▶ [RECORDS FOR THIS EXERCISE]
※

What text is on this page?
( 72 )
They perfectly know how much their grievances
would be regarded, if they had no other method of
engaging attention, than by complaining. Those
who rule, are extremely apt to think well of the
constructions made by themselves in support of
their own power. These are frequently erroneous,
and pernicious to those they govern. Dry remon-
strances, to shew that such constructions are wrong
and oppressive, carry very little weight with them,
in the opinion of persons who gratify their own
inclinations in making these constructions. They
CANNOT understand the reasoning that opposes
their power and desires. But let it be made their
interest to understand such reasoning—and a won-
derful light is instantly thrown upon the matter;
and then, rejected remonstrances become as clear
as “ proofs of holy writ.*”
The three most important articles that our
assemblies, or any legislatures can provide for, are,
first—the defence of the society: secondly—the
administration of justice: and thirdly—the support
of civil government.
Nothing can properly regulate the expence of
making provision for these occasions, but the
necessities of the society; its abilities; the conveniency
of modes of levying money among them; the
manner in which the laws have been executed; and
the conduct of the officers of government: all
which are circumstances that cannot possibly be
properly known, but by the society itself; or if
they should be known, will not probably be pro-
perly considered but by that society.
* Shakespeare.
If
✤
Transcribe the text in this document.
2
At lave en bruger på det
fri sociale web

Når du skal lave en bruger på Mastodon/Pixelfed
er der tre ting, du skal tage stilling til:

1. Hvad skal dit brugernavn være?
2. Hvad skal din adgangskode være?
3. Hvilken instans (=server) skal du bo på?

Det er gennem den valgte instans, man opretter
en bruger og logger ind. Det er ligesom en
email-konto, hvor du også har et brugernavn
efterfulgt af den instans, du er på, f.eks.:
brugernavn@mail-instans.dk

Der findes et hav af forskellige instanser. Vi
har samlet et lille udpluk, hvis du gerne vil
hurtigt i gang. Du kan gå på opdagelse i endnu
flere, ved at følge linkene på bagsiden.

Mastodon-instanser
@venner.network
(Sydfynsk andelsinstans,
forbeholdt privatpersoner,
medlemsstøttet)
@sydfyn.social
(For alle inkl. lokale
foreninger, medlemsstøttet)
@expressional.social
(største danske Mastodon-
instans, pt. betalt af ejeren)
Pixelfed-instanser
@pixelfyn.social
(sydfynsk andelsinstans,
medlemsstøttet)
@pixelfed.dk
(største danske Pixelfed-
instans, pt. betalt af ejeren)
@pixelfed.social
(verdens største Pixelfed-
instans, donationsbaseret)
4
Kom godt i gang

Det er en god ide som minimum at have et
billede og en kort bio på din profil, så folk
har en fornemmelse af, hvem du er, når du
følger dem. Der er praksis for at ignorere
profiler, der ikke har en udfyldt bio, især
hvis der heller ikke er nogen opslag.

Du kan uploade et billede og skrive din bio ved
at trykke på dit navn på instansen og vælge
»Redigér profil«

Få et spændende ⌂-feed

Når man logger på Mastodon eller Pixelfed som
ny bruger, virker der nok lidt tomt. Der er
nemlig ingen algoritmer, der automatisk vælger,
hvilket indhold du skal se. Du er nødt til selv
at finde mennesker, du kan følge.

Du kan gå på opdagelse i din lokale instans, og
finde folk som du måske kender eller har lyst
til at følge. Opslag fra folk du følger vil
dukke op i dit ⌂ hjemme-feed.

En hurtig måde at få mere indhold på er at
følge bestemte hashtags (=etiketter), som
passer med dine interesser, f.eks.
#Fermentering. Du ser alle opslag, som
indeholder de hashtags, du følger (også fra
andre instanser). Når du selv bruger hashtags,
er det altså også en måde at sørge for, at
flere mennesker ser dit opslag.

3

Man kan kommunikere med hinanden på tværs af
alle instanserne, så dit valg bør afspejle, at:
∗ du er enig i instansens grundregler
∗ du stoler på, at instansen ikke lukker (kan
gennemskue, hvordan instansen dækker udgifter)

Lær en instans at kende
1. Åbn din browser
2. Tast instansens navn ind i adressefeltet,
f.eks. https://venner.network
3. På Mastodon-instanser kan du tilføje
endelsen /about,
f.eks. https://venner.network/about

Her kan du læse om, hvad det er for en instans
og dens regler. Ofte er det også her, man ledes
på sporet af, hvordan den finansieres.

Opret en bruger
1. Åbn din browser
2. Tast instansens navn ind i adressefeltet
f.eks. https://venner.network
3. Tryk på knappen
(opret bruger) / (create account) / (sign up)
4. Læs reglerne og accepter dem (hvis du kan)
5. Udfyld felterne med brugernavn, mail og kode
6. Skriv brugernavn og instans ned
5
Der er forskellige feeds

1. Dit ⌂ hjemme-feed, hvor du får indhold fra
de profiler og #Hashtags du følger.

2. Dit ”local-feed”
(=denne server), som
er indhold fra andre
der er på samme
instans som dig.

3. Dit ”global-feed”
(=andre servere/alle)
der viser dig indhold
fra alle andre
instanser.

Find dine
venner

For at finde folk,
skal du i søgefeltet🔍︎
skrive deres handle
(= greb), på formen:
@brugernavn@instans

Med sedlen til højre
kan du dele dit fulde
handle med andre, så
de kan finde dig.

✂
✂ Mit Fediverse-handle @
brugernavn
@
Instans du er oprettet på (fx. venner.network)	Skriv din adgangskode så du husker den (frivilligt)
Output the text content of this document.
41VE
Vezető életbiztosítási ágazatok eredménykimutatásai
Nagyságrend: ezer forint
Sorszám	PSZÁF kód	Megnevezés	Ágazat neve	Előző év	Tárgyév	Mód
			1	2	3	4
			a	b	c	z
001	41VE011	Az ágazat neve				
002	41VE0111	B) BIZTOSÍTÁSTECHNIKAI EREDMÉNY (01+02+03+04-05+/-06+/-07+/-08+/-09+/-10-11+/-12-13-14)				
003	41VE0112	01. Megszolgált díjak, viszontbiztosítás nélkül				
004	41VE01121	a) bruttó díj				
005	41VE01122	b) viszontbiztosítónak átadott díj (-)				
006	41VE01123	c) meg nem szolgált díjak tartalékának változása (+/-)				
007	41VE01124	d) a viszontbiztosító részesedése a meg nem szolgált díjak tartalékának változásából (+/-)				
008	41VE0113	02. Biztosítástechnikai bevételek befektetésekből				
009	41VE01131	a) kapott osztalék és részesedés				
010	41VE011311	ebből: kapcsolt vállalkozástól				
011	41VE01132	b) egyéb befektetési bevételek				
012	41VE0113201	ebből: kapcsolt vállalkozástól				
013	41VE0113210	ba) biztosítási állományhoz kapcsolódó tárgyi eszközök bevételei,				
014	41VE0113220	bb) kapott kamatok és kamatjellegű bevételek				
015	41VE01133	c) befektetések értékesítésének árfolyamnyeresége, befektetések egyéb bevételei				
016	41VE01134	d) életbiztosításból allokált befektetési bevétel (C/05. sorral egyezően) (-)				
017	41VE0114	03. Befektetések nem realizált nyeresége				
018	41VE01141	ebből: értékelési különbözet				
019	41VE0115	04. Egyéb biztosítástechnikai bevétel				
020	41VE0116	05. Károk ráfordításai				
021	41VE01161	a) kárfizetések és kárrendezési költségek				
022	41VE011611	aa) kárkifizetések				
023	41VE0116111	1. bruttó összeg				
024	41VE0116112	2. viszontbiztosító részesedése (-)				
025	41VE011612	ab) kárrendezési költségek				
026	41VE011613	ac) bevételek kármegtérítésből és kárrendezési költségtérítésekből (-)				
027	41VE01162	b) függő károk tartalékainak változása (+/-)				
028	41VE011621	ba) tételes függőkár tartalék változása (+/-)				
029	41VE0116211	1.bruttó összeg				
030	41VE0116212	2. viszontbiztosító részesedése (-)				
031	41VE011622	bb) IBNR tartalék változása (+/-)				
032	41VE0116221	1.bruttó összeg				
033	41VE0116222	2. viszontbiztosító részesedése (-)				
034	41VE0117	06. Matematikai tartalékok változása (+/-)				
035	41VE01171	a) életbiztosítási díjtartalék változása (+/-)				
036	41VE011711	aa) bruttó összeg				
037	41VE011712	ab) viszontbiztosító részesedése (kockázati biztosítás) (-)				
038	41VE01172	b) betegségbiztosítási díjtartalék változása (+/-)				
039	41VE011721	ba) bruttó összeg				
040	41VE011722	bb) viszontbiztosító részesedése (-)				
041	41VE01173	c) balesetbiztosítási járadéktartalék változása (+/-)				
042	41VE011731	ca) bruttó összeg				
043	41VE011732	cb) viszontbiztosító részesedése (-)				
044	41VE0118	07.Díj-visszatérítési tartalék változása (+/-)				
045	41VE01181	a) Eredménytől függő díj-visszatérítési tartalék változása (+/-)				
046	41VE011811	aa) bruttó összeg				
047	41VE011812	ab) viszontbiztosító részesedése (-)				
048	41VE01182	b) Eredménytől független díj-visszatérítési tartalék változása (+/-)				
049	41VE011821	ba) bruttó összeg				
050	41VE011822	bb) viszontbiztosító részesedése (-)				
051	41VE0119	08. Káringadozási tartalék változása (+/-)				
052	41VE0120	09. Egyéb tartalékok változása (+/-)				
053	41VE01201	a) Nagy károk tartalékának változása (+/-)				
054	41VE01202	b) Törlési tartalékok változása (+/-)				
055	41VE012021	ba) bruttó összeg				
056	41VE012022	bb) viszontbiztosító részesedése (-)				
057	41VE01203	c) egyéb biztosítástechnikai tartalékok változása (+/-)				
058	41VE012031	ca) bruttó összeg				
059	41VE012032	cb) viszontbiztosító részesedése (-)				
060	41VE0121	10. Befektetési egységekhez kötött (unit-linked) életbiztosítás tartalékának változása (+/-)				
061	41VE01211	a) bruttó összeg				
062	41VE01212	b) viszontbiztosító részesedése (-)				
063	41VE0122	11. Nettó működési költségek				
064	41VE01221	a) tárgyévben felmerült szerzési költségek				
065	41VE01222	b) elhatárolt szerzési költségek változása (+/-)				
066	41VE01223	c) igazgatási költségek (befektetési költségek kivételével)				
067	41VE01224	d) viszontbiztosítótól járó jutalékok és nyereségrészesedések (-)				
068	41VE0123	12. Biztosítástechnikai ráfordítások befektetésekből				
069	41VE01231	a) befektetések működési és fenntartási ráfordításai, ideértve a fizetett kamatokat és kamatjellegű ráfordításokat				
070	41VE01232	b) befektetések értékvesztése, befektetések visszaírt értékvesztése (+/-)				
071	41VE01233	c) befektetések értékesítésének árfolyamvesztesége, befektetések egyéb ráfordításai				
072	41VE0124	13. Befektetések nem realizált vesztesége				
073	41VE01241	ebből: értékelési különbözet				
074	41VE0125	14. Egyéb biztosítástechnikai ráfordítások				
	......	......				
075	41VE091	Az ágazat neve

※

▶ [EXERCISE BRIEF] Whenever "Eredménytől" turns up in a line, pick that line out.

▶ [RESPONSE FOR THIS EXERCISE]
045	41VE01181	a) Eredménytől függő díj-visszatérítési tartalék változása (+/-)				
048	41VE01182	b) Eredménytől független díj-visszatérítési tartalék változása (+/-)				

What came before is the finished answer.